-- start of Supplied data --

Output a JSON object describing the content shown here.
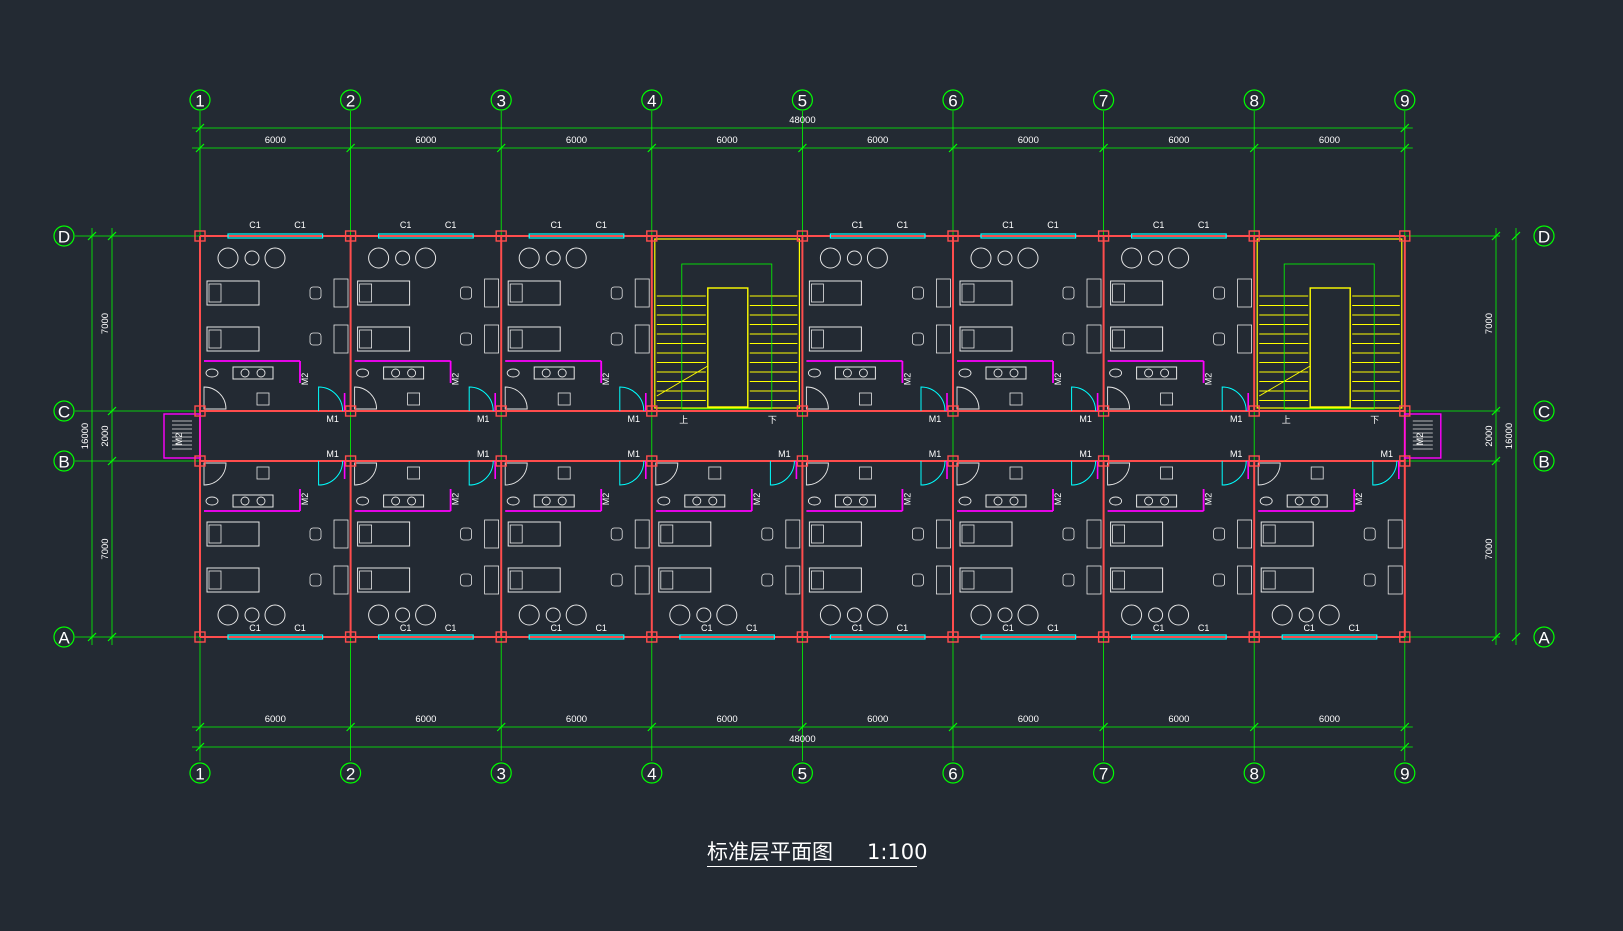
{
  "drawing": {
    "title": "标准层平面图",
    "scale": "1:100"
  },
  "axes": {
    "columns": [
      "1",
      "2",
      "3",
      "4",
      "5",
      "6",
      "7",
      "8",
      "9"
    ],
    "rows": [
      "D",
      "C",
      "B",
      "A"
    ]
  },
  "dimensions": {
    "bay": "6000",
    "total_length": "48000",
    "room_depth": "7000",
    "corridor_width": "2000",
    "total_depth": "16000"
  },
  "labels": {
    "window": "C1",
    "room_door": "M1",
    "bath_door": "M2",
    "stair_up": "上",
    "stair_down": "下"
  },
  "colors": {
    "background": "#232a33",
    "axis_grid": "#00ff00",
    "wall": "#ff4d4d",
    "window": "#00ffff",
    "partition": "#ff00ff",
    "stair": "#ffff00",
    "furniture": "#e6e6e6"
  }
}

-- end of Supplied data --

> _Task prompt_
Skip the pictures and transcribe the rest of the records exactly.

> _Exercise response_
Output a JSON object describing the content shown here.
{
  "drawing": {
    "title": "标准层平面图",
    "scale": "1:100"
  },
  "axes": {
    "columns": [
      "1",
      "2",
      "3",
      "4",
      "5",
      "6",
      "7",
      "8",
      "9"
    ],
    "rows": [
      "D",
      "C",
      "B",
      "A"
    ]
  },
  "dimensions": {
    "bay": "6000",
    "total_length": "48000",
    "room_depth": "7000",
    "corridor_width": "2000",
    "total_depth": "16000"
  },
  "labels": {
    "window": "C1",
    "room_door": "M1",
    "bath_door": "M2",
    "stair_up": "上",
    "stair_down": "下"
  },
  "colors": {
    "background": "#232a33",
    "axis_grid": "#00ff00",
    "wall": "#ff4d4d",
    "window": "#00ffff",
    "partition": "#ff00ff",
    "stair": "#ffff00",
    "furniture": "#e6e6e6"
  }
}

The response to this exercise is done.